━━━━━ Materials provided ━━━━━

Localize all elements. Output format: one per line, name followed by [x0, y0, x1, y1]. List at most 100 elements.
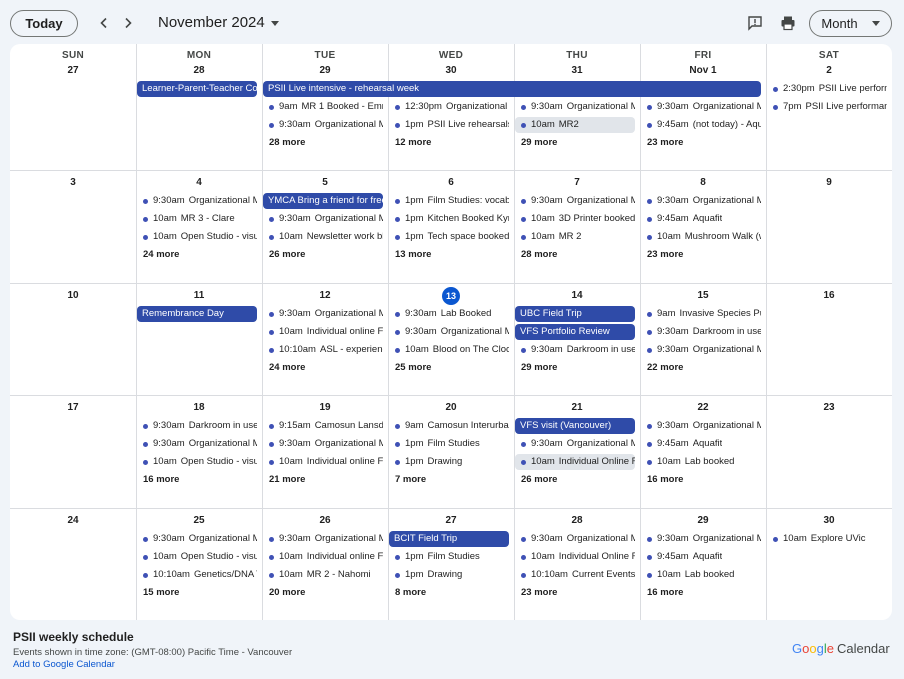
date-number[interactable]: 27	[388, 514, 514, 528]
date-number[interactable]: 24	[10, 514, 136, 528]
more-events-link[interactable]: 26 more	[515, 473, 557, 487]
all-day-event[interactable]: BCIT Field Trip	[389, 531, 509, 547]
timed-event[interactable]: 10am Individual online Fr	[263, 454, 383, 470]
date-number[interactable]: 15	[640, 289, 766, 303]
timed-event[interactable]: 9:30am Organizational M	[137, 193, 257, 209]
timed-event[interactable]: 1pm Drawing	[389, 567, 509, 583]
timed-event[interactable]: 9:30am Lab Booked	[389, 306, 509, 322]
timed-event[interactable]: 10:10am Genetics/DNA T	[137, 567, 257, 583]
timed-event[interactable]: 10am MR2	[515, 117, 635, 133]
date-number[interactable]: 16	[766, 289, 892, 303]
timed-event[interactable]: 1pm Kitchen Booked Kyra	[389, 211, 509, 227]
timed-event[interactable]: 9:30am Darkroom in use	[515, 342, 635, 358]
more-events-link[interactable]: 12 more	[389, 136, 431, 150]
all-day-event[interactable]: Learner-Parent-Teacher Co	[137, 81, 257, 97]
timed-event[interactable]: 9:15am Camosun Lansdo	[263, 418, 383, 434]
all-day-event[interactable]: PSII Live intensive - rehearsal week	[263, 81, 761, 97]
more-events-link[interactable]: 28 more	[263, 136, 305, 150]
timed-event[interactable]: 9am Camosun Interurba	[389, 418, 509, 434]
date-number[interactable]: 6	[388, 176, 514, 190]
timed-event[interactable]: 10am Individual Online F	[515, 549, 635, 565]
timed-event[interactable]: 10am Open Studio - visu	[137, 549, 257, 565]
timed-event[interactable]: 10am Open Studio - visu	[137, 229, 257, 245]
date-number[interactable]: 25	[136, 514, 262, 528]
date-number[interactable]: 31	[514, 64, 640, 78]
date-number[interactable]: 18	[136, 401, 262, 415]
timed-event[interactable]: 10am MR 2	[515, 229, 635, 245]
more-events-link[interactable]: 16 more	[641, 473, 683, 487]
date-number[interactable]: 29	[640, 514, 766, 528]
more-events-link[interactable]: 26 more	[263, 248, 305, 262]
date-number[interactable]: 20	[388, 401, 514, 415]
more-events-link[interactable]: 23 more	[515, 586, 557, 600]
more-events-link[interactable]: 21 more	[263, 473, 305, 487]
timed-event[interactable]: 9:45am Aquafit	[641, 549, 761, 565]
timed-event[interactable]: 9:30am Darkroom in use	[641, 324, 761, 340]
timed-event[interactable]: 10am Lab booked	[641, 454, 761, 470]
more-events-link[interactable]: 24 more	[137, 248, 179, 262]
timed-event[interactable]: 1pm PSII Live rehearsals	[389, 117, 509, 133]
timed-event[interactable]: 10am Blood on The Clock	[389, 342, 509, 358]
timed-event[interactable]: 9:30am Organizational M	[263, 117, 383, 133]
timed-event[interactable]: 10am 3D Printer booked	[515, 211, 635, 227]
date-number[interactable]: 17	[10, 401, 136, 415]
timed-event[interactable]: 10am Explore UVic	[767, 531, 887, 547]
next-month-button[interactable]	[118, 13, 138, 33]
timed-event[interactable]: 9:45am (not today) - Aqu	[641, 117, 761, 133]
date-number[interactable]: 11	[136, 289, 262, 303]
timed-event[interactable]: 1pm Film Studies	[389, 436, 509, 452]
date-number[interactable]: 22	[640, 401, 766, 415]
timed-event[interactable]: 10am MR 3 - Clare	[137, 211, 257, 227]
timed-event[interactable]: 7pm PSII Live performan	[767, 99, 887, 115]
timed-event[interactable]: 10am Lab booked	[641, 567, 761, 583]
prev-month-button[interactable]	[94, 13, 114, 33]
date-number[interactable]: 8	[640, 176, 766, 190]
date-number[interactable]: 14	[514, 289, 640, 303]
add-to-google-calendar-link[interactable]: Add to Google Calendar	[13, 659, 115, 670]
date-number[interactable]: 29	[262, 64, 388, 78]
date-number[interactable]: 5	[262, 176, 388, 190]
timed-event[interactable]: 1pm Film Studies: vocabu	[389, 193, 509, 209]
all-day-event[interactable]: VFS Portfolio Review	[515, 324, 635, 340]
more-events-link[interactable]: 8 more	[389, 586, 426, 600]
timed-event[interactable]: 9:30am Organizational M	[263, 211, 383, 227]
date-number[interactable]: 21	[514, 401, 640, 415]
timed-event[interactable]: 10am Open Studio - visu	[137, 454, 257, 470]
timed-event[interactable]: 1pm Drawing	[389, 454, 509, 470]
timed-event[interactable]: 9:30am Organizational M	[515, 193, 635, 209]
timed-event[interactable]: 2:30pm PSII Live perform	[767, 81, 887, 97]
date-number[interactable]: 28	[514, 514, 640, 528]
timed-event[interactable]: 9:30am Darkroom in use	[137, 418, 257, 434]
date-number[interactable]: 19	[262, 401, 388, 415]
date-number[interactable]: 12	[262, 289, 388, 303]
more-events-link[interactable]: 29 more	[515, 136, 557, 150]
all-day-event[interactable]: UBC Field Trip	[515, 306, 635, 322]
all-day-event[interactable]: VFS visit (Vancouver)	[515, 418, 635, 434]
timed-event[interactable]: 9:30am Organizational M	[641, 342, 761, 358]
today-date[interactable]: 13	[442, 287, 460, 305]
timed-event[interactable]: 10:10am ASL - experienc	[263, 342, 383, 358]
date-number[interactable]: 27	[10, 64, 136, 78]
timed-event[interactable]: 12:30pmOrganizational M	[389, 99, 509, 115]
google-calendar-logo[interactable]: Google Calendar	[792, 641, 890, 656]
more-events-link[interactable]: 29 more	[515, 361, 557, 375]
date-number[interactable]: 26	[262, 514, 388, 528]
timed-event[interactable]: 9:30am Organizational M	[389, 324, 509, 340]
timed-event[interactable]: 1pm Tech space booked	[389, 229, 509, 245]
timed-event[interactable]: 10am MR 2 - Nahomi	[263, 567, 383, 583]
date-number[interactable]: 2	[766, 64, 892, 78]
date-number[interactable]: 30	[766, 514, 892, 528]
timed-event[interactable]: 9:30am Organizational M	[263, 531, 383, 547]
timed-event[interactable]: 10am Newsletter work bl	[263, 229, 383, 245]
feedback-button[interactable]	[745, 13, 765, 33]
timed-event[interactable]: 9:30am Organizational M	[641, 193, 761, 209]
more-events-link[interactable]: 25 more	[389, 361, 431, 375]
more-events-link[interactable]: 28 more	[515, 248, 557, 262]
timed-event[interactable]: 9:30am Organizational M	[515, 436, 635, 452]
more-events-link[interactable]: 13 more	[389, 248, 431, 262]
date-number[interactable]: 23	[766, 401, 892, 415]
timed-event[interactable]: 9:45am Aquafit	[641, 211, 761, 227]
date-number[interactable]: 9	[766, 176, 892, 190]
timed-event[interactable]: 10:10amCurrent Events a	[515, 567, 635, 583]
timed-event[interactable]: 9:30am Organizational M	[137, 531, 257, 547]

━━━━━

#### Task brief
Reproduce every line of the records above verbatim, leaving out the picture.

#### Exercise response
Localize all elements. Output format: one per line, name followed by [x0, y0, x1, y1]. List at most 100 elements.
date-number[interactable]: 27	[388, 514, 514, 528]
date-number[interactable]: 24	[10, 514, 136, 528]
more-events-link[interactable]: 26 more	[515, 473, 557, 487]
all-day-event[interactable]: BCIT Field Trip	[389, 531, 509, 547]
timed-event[interactable]: 10am Individual online Fr	[263, 454, 383, 470]
date-number[interactable]: 15	[640, 289, 766, 303]
timed-event[interactable]: 9:30am Organizational M	[137, 193, 257, 209]
timed-event[interactable]: 1pm Drawing	[389, 567, 509, 583]
timed-event[interactable]: 9:30am Lab Booked	[389, 306, 509, 322]
timed-event[interactable]: 10:10am Genetics/DNA T	[137, 567, 257, 583]
timed-event[interactable]: 10am MR2	[515, 117, 635, 133]
date-number[interactable]: 16	[766, 289, 892, 303]
timed-event[interactable]: 1pm Kitchen Booked Kyra	[389, 211, 509, 227]
timed-event[interactable]: 9:30am Darkroom in use	[515, 342, 635, 358]
more-events-link[interactable]: 12 more	[389, 136, 431, 150]
all-day-event[interactable]: Learner-Parent-Teacher Co	[137, 81, 257, 97]
timed-event[interactable]: 9:15am Camosun Lansdo	[263, 418, 383, 434]
all-day-event[interactable]: PSII Live intensive - rehearsal week	[263, 81, 761, 97]
more-events-link[interactable]: 28 more	[263, 136, 305, 150]
timed-event[interactable]: 9am Camosun Interurba	[389, 418, 509, 434]
date-number[interactable]: 6	[388, 176, 514, 190]
timed-event[interactable]: 10am Individual Online F	[515, 549, 635, 565]
timed-event[interactable]: 10am Open Studio - visu	[137, 549, 257, 565]
timed-event[interactable]: 10am Open Studio - visu	[137, 229, 257, 245]
date-number[interactable]: 25	[136, 514, 262, 528]
date-number[interactable]: 31	[514, 64, 640, 78]
date-number[interactable]: 18	[136, 401, 262, 415]
timed-event[interactable]: 10am MR 2	[515, 229, 635, 245]
more-events-link[interactable]: 16 more	[641, 473, 683, 487]
date-number[interactable]: 29	[640, 514, 766, 528]
more-events-link[interactable]: 26 more	[263, 248, 305, 262]
date-number[interactable]: 20	[388, 401, 514, 415]
more-events-link[interactable]: 23 more	[515, 586, 557, 600]
more-events-link[interactable]: 21 more	[263, 473, 305, 487]
timed-event[interactable]: 9:45am Aquafit	[641, 549, 761, 565]
timed-event[interactable]: 9:30am Darkroom in use	[641, 324, 761, 340]
timed-event[interactable]: 10am Lab booked	[641, 454, 761, 470]
more-events-link[interactable]: 24 more	[137, 248, 179, 262]
timed-event[interactable]: 1pm PSII Live rehearsals	[389, 117, 509, 133]
timed-event[interactable]: 10am Blood on The Clock	[389, 342, 509, 358]
timed-event[interactable]: 9:30am Organizational M	[263, 117, 383, 133]
timed-event[interactable]: 10am 3D Printer booked	[515, 211, 635, 227]
date-number[interactable]: 17	[10, 401, 136, 415]
timed-event[interactable]: 10am Explore UVic	[767, 531, 887, 547]
next-month-button[interactable]	[118, 13, 138, 33]
timed-event[interactable]: 9:45am (not today) - Aqu	[641, 117, 761, 133]
date-number[interactable]: 11	[136, 289, 262, 303]
timed-event[interactable]: 1pm Film Studies	[389, 436, 509, 452]
date-number[interactable]: 22	[640, 401, 766, 415]
timed-event[interactable]: 10am MR 3 - Clare	[137, 211, 257, 227]
timed-event[interactable]: 7pm PSII Live performan	[767, 99, 887, 115]
timed-event[interactable]: 10am Lab booked	[641, 567, 761, 583]
prev-month-button[interactable]	[94, 13, 114, 33]
date-number[interactable]: 8	[640, 176, 766, 190]
date-number[interactable]: 14	[514, 289, 640, 303]
add-to-google-calendar-link[interactable]: Add to Google Calendar	[13, 659, 115, 670]
date-number[interactable]: 29	[262, 64, 388, 78]
date-number[interactable]: 5	[262, 176, 388, 190]
timed-event[interactable]: 1pm Film Studies: vocabu	[389, 193, 509, 209]
all-day-event[interactable]: VFS Portfolio Review	[515, 324, 635, 340]
more-events-link[interactable]: 8 more	[389, 586, 426, 600]
timed-event[interactable]: 9:30am Organizational M	[263, 211, 383, 227]
date-number[interactable]: 21	[514, 401, 640, 415]
timed-event[interactable]: 10am Open Studio - visu	[137, 454, 257, 470]
timed-event[interactable]: 1pm Drawing	[389, 454, 509, 470]
timed-event[interactable]: 9:30am Organizational M	[515, 193, 635, 209]
timed-event[interactable]: 2:30pm PSII Live perform	[767, 81, 887, 97]
date-number[interactable]: 28	[514, 514, 640, 528]
timed-event[interactable]: 9:30am Darkroom in use	[137, 418, 257, 434]
date-number[interactable]: 19	[262, 401, 388, 415]
date-number[interactable]: 12	[262, 289, 388, 303]
more-events-link[interactable]: 29 more	[515, 136, 557, 150]
all-day-event[interactable]: UBC Field Trip	[515, 306, 635, 322]
all-day-event[interactable]: VFS visit (Vancouver)	[515, 418, 635, 434]
timed-event[interactable]: 9:30am Organizational M	[641, 342, 761, 358]
today-date[interactable]: 13	[442, 287, 460, 305]
timed-event[interactable]: 10:10am ASL - experienc	[263, 342, 383, 358]
date-number[interactable]: 27	[10, 64, 136, 78]
timed-event[interactable]: 12:30pmOrganizational M	[389, 99, 509, 115]
google-calendar-logo[interactable]: Google Calendar	[792, 641, 890, 656]
more-events-link[interactable]: 29 more	[515, 361, 557, 375]
date-number[interactable]: 26	[262, 514, 388, 528]
timed-event[interactable]: 9:30am Organizational M	[389, 324, 509, 340]
timed-event[interactable]: 1pm Tech space booked	[389, 229, 509, 245]
timed-event[interactable]: 10am MR 2 - Nahomi	[263, 567, 383, 583]
date-number[interactable]: 2	[766, 64, 892, 78]
date-number[interactable]: 30	[766, 514, 892, 528]
timed-event[interactable]: 9:30am Organizational M	[263, 531, 383, 547]
timed-event[interactable]: 10am Newsletter work bl	[263, 229, 383, 245]
feedback-button[interactable]	[745, 13, 765, 33]
timed-event[interactable]: 9:30am Organizational M	[641, 193, 761, 209]
more-events-link[interactable]: 25 more	[389, 361, 431, 375]
more-events-link[interactable]: 28 more	[515, 248, 557, 262]
timed-event[interactable]: 9:30am Organizational M	[515, 436, 635, 452]
more-events-link[interactable]: 13 more	[389, 248, 431, 262]
date-number[interactable]: 23	[766, 401, 892, 415]
timed-event[interactable]: 9:45am Aquafit	[641, 211, 761, 227]
date-number[interactable]: 9	[766, 176, 892, 190]
timed-event[interactable]: 10:10amCurrent Events a	[515, 567, 635, 583]
timed-event[interactable]: 9:30am Organizational M	[137, 531, 257, 547]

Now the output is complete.